### Exercise objective:
Find each line with the word "Winnings" and copy it.

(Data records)

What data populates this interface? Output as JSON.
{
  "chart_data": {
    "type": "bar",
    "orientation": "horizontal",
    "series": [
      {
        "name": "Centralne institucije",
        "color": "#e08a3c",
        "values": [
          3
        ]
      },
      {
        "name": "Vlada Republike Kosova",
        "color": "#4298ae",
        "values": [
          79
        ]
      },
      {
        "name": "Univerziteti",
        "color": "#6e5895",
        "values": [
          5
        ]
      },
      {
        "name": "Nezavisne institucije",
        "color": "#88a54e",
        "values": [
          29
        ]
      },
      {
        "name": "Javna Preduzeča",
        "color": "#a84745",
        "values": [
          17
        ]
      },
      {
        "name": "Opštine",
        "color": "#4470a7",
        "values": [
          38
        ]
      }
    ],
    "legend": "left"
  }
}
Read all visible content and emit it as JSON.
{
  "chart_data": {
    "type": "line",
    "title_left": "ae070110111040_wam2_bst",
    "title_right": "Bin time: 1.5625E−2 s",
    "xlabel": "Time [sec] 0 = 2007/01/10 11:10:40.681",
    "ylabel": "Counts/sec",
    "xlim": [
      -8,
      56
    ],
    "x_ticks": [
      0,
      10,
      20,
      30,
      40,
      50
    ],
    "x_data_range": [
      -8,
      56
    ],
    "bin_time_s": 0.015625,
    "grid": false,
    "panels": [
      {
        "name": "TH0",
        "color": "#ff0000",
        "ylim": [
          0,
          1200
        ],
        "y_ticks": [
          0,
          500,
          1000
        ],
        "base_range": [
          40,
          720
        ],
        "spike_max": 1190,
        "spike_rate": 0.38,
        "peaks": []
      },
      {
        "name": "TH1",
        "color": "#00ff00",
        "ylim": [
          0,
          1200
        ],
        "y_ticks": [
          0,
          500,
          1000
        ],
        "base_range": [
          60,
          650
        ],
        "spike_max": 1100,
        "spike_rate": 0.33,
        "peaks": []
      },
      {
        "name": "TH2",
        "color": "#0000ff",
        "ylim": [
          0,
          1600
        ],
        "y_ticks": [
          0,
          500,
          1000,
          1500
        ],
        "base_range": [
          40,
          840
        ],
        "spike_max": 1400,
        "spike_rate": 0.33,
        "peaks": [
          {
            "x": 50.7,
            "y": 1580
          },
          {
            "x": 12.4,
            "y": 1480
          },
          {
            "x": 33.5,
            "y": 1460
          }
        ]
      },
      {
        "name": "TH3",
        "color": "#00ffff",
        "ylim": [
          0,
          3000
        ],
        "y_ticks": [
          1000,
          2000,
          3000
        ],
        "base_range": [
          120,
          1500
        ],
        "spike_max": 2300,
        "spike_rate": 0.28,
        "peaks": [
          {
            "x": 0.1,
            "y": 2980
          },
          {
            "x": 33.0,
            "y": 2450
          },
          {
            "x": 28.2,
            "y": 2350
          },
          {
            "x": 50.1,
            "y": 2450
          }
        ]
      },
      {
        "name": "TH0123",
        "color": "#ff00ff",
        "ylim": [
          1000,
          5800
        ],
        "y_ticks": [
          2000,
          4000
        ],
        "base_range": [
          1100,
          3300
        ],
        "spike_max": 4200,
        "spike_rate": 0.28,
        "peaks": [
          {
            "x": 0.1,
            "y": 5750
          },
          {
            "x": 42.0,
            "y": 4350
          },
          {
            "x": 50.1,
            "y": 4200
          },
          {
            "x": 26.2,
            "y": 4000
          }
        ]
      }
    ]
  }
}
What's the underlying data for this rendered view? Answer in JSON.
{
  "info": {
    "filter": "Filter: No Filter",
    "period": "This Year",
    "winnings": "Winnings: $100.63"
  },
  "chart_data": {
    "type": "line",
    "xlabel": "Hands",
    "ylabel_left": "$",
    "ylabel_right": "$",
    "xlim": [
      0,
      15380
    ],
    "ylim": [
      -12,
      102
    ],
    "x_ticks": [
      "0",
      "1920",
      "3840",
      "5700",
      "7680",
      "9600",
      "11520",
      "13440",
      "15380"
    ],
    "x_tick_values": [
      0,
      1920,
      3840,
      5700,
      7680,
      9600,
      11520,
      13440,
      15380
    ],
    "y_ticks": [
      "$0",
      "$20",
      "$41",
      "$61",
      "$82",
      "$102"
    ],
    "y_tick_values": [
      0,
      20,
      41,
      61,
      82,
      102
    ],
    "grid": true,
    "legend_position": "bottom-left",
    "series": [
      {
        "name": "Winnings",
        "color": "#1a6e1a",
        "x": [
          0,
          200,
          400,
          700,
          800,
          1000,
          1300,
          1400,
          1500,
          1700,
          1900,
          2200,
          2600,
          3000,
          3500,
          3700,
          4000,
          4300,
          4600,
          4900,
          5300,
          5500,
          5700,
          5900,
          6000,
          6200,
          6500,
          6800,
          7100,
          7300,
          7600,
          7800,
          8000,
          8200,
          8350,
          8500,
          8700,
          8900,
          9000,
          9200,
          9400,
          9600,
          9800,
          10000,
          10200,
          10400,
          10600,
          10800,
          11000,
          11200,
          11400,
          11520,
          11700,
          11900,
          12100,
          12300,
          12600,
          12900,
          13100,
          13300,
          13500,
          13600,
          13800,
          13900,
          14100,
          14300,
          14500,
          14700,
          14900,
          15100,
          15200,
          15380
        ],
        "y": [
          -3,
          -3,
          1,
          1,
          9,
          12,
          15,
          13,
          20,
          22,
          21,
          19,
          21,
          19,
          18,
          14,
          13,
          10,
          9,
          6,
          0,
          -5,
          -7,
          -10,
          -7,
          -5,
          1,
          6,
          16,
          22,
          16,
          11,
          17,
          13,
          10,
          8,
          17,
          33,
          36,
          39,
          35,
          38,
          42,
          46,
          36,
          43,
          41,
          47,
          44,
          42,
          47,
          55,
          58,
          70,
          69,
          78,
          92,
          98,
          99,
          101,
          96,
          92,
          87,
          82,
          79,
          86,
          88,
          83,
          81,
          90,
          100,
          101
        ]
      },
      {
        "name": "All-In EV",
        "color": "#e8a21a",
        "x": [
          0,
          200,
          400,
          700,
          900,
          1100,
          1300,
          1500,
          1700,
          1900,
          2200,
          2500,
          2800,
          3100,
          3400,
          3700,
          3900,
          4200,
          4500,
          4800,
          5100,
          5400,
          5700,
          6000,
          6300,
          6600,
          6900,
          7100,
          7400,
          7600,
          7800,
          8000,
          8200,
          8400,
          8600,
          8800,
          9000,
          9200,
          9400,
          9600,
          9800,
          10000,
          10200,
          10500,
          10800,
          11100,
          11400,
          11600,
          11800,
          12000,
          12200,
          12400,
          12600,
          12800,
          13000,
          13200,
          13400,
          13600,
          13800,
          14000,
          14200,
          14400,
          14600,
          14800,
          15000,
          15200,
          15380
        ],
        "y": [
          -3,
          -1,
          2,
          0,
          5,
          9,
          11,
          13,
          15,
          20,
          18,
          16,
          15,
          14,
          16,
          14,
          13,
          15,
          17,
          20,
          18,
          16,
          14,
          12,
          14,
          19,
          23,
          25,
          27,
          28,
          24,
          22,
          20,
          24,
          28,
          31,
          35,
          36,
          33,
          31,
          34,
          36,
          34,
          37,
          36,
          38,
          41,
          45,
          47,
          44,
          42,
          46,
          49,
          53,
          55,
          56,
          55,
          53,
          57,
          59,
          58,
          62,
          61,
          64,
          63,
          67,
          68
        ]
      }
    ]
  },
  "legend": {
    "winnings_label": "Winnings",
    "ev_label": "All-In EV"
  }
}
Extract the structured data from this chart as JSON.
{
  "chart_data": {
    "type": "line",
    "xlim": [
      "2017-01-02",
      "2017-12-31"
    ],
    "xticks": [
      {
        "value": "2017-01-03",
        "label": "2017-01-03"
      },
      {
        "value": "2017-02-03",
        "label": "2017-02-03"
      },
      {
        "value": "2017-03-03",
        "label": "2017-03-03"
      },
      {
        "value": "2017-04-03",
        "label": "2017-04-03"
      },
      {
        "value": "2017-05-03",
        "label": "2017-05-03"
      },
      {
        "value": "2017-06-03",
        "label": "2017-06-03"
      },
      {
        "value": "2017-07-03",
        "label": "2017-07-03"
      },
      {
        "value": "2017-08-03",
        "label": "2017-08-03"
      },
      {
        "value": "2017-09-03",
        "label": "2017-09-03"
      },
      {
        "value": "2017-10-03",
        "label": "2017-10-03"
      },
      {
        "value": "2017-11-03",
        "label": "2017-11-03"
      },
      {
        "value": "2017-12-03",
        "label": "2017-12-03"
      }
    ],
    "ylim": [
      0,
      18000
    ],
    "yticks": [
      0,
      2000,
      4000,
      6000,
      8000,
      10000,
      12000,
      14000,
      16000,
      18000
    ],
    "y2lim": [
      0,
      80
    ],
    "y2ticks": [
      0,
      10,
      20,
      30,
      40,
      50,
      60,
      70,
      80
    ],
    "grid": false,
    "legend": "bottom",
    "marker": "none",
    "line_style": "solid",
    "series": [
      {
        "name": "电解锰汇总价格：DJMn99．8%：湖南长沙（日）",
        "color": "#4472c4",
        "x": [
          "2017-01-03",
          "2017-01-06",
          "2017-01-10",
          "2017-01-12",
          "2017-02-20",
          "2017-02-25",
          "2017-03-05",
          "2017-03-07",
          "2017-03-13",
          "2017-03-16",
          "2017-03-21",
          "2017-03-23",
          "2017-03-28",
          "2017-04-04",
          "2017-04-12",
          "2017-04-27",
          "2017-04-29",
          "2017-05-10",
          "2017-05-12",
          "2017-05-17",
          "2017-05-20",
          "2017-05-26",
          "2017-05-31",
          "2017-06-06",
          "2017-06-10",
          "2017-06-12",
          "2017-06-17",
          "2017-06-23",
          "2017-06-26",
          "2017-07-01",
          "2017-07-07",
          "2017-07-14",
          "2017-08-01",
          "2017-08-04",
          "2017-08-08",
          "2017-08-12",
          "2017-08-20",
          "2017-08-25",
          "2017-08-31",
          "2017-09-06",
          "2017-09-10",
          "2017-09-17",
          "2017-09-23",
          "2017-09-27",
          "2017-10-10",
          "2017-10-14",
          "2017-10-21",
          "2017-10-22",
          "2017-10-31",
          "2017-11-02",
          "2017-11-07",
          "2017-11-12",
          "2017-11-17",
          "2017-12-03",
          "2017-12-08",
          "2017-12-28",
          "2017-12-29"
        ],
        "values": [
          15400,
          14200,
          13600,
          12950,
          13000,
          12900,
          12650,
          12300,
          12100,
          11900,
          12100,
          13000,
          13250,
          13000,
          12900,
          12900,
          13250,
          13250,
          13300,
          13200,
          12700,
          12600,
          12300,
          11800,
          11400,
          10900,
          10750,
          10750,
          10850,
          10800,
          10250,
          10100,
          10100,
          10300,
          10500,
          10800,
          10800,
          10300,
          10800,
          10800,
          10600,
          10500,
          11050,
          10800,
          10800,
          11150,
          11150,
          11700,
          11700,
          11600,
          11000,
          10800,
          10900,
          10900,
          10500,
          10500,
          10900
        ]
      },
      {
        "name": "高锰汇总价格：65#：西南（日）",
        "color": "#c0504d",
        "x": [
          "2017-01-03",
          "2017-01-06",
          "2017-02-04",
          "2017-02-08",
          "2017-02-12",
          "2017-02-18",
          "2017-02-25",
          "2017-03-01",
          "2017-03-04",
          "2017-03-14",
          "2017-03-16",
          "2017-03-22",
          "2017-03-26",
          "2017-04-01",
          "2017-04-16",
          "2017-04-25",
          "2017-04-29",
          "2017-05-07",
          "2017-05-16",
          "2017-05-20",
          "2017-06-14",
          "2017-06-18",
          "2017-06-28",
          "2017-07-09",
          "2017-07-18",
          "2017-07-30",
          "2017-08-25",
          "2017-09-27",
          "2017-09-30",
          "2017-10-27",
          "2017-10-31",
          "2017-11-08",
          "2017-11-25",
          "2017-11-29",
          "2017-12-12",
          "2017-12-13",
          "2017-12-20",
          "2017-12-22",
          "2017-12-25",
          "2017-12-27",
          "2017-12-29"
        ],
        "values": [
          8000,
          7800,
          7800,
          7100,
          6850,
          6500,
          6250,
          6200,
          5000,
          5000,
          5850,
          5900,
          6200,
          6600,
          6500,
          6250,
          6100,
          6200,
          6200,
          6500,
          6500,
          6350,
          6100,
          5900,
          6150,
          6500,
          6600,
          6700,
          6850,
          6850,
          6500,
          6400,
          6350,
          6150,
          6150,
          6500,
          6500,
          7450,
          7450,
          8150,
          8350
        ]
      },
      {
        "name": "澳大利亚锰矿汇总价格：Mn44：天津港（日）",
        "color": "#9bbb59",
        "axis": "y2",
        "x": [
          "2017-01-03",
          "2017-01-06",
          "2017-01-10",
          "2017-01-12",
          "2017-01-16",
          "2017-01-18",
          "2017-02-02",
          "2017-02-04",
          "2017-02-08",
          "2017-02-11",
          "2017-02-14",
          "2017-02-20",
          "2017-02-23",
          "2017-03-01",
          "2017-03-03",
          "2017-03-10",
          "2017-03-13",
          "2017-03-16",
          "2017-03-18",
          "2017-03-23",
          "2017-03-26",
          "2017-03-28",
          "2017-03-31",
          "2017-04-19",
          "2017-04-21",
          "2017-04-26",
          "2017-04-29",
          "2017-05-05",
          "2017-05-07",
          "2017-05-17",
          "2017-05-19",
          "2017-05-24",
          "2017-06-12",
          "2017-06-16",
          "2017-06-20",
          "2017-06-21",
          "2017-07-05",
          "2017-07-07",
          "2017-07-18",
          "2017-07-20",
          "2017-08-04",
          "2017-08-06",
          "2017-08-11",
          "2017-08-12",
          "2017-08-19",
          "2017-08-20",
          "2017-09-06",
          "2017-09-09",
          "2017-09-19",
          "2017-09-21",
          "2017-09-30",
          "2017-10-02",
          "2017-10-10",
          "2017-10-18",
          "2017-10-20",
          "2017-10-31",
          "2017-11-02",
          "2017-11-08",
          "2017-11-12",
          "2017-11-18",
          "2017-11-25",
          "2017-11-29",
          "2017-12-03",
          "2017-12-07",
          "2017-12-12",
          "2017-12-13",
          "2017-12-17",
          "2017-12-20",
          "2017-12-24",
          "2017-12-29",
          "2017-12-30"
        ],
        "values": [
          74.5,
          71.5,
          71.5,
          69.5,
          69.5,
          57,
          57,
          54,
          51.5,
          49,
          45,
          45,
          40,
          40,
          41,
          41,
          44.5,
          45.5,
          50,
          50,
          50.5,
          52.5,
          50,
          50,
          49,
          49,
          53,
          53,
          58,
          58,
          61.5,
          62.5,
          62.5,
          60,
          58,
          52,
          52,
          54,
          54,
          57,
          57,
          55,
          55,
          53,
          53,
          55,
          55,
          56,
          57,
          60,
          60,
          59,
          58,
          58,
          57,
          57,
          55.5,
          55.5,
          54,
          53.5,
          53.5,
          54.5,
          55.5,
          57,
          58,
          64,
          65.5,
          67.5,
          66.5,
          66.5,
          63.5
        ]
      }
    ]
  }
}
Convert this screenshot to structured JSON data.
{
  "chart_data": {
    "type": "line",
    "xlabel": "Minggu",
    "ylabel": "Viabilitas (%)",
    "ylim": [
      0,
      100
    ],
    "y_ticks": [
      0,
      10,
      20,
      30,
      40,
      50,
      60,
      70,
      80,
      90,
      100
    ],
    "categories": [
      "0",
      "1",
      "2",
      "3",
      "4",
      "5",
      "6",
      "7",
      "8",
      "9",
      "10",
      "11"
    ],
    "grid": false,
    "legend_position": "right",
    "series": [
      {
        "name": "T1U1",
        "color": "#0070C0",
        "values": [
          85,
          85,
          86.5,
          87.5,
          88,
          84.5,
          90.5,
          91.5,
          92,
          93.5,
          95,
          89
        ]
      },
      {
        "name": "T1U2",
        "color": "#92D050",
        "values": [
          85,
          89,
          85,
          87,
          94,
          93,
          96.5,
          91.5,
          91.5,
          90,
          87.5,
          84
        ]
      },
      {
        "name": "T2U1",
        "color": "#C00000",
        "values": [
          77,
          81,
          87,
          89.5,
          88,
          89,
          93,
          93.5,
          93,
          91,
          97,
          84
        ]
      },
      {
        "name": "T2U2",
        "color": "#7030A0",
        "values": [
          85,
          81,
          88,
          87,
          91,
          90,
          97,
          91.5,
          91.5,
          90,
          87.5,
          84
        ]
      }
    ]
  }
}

### Exercise response:
    "winnings": "Winnings: $100.63"
        "name": "Winnings",
    "winnings_label": "Winnings",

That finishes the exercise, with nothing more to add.